- [Goal of the exercise]: Across the entries, how many lines have the string "this" in them? Reply with only a number.

- [Given entries]:
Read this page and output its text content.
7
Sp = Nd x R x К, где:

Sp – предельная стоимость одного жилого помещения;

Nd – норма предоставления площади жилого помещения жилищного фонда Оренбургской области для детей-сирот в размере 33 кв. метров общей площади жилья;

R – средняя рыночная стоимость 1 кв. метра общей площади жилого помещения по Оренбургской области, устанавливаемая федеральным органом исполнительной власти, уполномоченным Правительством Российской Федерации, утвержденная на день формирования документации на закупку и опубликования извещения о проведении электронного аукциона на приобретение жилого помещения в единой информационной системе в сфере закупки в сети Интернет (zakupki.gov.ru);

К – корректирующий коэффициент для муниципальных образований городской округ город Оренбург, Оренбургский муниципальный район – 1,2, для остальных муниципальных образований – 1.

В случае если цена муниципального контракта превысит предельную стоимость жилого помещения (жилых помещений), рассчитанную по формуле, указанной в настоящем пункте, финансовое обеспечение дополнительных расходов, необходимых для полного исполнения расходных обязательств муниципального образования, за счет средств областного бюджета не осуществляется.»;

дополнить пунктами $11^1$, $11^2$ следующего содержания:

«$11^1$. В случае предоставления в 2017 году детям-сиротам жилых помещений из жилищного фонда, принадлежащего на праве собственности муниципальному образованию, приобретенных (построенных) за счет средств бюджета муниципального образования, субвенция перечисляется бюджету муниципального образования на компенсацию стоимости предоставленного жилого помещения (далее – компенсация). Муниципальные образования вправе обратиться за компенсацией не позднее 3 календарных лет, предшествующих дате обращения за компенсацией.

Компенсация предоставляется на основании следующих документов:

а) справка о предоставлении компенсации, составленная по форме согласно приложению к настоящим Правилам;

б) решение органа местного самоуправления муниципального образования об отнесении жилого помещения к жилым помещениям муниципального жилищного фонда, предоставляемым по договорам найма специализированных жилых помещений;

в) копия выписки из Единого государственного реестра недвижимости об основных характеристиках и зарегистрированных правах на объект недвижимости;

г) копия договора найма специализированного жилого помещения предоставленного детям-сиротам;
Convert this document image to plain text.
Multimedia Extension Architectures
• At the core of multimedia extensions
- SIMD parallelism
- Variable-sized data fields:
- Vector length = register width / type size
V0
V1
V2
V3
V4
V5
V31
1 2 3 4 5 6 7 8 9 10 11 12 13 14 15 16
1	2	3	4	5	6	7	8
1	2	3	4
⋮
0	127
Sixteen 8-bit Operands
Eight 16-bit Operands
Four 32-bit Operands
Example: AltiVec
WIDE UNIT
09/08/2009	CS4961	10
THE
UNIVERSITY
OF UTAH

- [Result below]: 2